* [ENTRIES SUPPLIED]
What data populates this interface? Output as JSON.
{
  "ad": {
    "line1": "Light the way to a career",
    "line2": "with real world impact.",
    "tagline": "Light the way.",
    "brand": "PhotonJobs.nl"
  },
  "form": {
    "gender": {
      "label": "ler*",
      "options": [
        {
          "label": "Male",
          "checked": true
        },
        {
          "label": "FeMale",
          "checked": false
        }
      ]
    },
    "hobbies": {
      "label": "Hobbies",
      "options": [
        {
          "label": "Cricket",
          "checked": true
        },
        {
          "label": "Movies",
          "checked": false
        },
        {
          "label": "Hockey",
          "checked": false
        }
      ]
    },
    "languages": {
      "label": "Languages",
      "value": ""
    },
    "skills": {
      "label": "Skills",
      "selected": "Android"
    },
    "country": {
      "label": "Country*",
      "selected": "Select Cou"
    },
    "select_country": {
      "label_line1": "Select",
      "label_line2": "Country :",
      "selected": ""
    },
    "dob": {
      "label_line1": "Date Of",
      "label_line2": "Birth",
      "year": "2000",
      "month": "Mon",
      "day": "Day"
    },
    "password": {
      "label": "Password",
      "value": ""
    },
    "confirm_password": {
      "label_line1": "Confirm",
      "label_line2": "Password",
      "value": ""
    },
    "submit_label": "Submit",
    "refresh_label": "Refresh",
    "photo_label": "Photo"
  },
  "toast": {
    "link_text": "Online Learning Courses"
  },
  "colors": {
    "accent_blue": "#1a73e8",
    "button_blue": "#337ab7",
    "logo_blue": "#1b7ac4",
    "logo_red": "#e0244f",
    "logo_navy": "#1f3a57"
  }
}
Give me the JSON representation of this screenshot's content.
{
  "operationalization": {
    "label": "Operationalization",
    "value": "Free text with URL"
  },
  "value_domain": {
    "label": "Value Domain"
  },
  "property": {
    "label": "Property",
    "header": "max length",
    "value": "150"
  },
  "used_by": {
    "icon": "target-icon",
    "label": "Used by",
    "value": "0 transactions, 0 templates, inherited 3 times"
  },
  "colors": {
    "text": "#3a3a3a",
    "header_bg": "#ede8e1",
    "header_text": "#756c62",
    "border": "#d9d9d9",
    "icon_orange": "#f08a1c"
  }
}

* [WHAT THE TASK ASKS] Output the full listing without altering anything.

* [TASK RESPONSE]
What data populates this interface? Output as JSON.
{
  "ad": {
    "line1": "Light the way to a career",
    "line2": "with real world impact.",
    "tagline": "Light the way.",
    "brand": "PhotonJobs.nl"
  },
  "form": {
    "gender": {
      "label": "ler*",
      "options": [
        {
          "label": "Male",
          "checked": true
        },
        {
          "label": "FeMale",
          "checked": false
        }
      ]
    },
    "hobbies": {
      "label": "Hobbies",
      "options": [
        {
          "label": "Cricket",
          "checked": true
        },
        {
          "label": "Movies",
          "checked": false
        },
        {
          "label": "Hockey",
          "checked": false
        }
      ]
    },
    "languages": {
      "label": "Languages",
      "value": ""
    },
    "skills": {
      "label": "Skills",
      "selected": "Android"
    },
    "country": {
      "label": "Country*",
      "selected": "Select Cou"
    },
    "select_country": {
      "label_line1": "Select",
      "label_line2": "Country :",
      "selected": ""
    },
    "dob": {
      "label_line1": "Date Of",
      "label_line2": "Birth",
      "year": "2000",
      "month": "Mon",
      "day": "Day"
    },
    "password": {
      "label": "Password",
      "value": ""
    },
    "confirm_password": {
      "label_line1": "Confirm",
      "label_line2": "Password",
      "value": ""
    },
    "submit_label": "Submit",
    "refresh_label": "Refresh",
    "photo_label": "Photo"
  },
  "toast": {
    "link_text": "Online Learning Courses"
  },
  "colors": {
    "accent_blue": "#1a73e8",
    "button_blue": "#337ab7",
    "logo_blue": "#1b7ac4",
    "logo_red": "#e0244f",
    "logo_navy": "#1f3a57"
  }
}
Give me the JSON representation of this screenshot's content.
{
  "operationalization": {
    "label": "Operationalization",
    "value": "Free text with URL"
  },
  "value_domain": {
    "label": "Value Domain"
  },
  "property": {
    "label": "Property",
    "header": "max length",
    "value": "150"
  },
  "used_by": {
    "icon": "target-icon",
    "label": "Used by",
    "value": "0 transactions, 0 templates, inherited 3 times"
  },
  "colors": {
    "text": "#3a3a3a",
    "header_bg": "#ede8e1",
    "header_text": "#756c62",
    "border": "#d9d9d9",
    "icon_orange": "#f08a1c"
  }
}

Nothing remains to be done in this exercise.